[Data records]
=====
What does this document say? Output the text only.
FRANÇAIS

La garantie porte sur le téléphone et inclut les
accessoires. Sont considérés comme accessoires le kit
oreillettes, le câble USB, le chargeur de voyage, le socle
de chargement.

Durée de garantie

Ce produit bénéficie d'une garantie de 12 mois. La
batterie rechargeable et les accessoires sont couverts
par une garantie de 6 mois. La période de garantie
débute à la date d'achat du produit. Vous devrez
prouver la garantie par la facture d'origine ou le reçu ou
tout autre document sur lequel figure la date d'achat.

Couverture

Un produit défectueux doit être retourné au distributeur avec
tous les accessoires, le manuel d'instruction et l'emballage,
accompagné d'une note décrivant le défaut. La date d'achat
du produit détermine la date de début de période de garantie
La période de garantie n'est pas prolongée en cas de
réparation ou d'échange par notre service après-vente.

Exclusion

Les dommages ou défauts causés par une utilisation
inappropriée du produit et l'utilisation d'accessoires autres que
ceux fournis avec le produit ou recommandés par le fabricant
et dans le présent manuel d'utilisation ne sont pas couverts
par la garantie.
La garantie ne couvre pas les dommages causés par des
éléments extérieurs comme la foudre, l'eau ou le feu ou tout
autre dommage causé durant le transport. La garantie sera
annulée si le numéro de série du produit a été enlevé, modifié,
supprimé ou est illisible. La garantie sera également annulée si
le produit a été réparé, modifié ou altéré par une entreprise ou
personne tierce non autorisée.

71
=====
TASK REQUIREMENTS >> Exactly reproduce every line of the data above.

EXERCISE ANSWER >>
What does this document say? Output the text only.
FRANÇAIS

La garantie porte sur le téléphone et inclut les
accessoires. Sont considérés comme accessoires le kit
oreillettes, le câble USB, le chargeur de voyage, le socle
de chargement.

Durée de garantie

Ce produit bénéficie d'une garantie de 12 mois. La
batterie rechargeable et les accessoires sont couverts
par une garantie de 6 mois. La période de garantie
débute à la date d'achat du produit. Vous devrez
prouver la garantie par la facture d'origine ou le reçu ou
tout autre document sur lequel figure la date d'achat.

Couverture

Un produit défectueux doit être retourné au distributeur avec
tous les accessoires, le manuel d'instruction et l'emballage,
accompagné d'une note décrivant le défaut. La date d'achat
du produit détermine la date de début de période de garantie
La période de garantie n'est pas prolongée en cas de
réparation ou d'échange par notre service après-vente.

Exclusion

Les dommages ou défauts causés par une utilisation
inappropriée du produit et l'utilisation d'accessoires autres que
ceux fournis avec le produit ou recommandés par le fabricant
et dans le présent manuel d'utilisation ne sont pas couverts
par la garantie.
La garantie ne couvre pas les dommages causés par des
éléments extérieurs comme la foudre, l'eau ou le feu ou tout
autre dommage causé durant le transport. La garantie sera
annulée si le numéro de série du produit a été enlevé, modifié,
supprimé ou est illisible. La garantie sera également annulée si
le produit a été réparé, modifié ou altéré par une entreprise ou
personne tierce non autorisée.

71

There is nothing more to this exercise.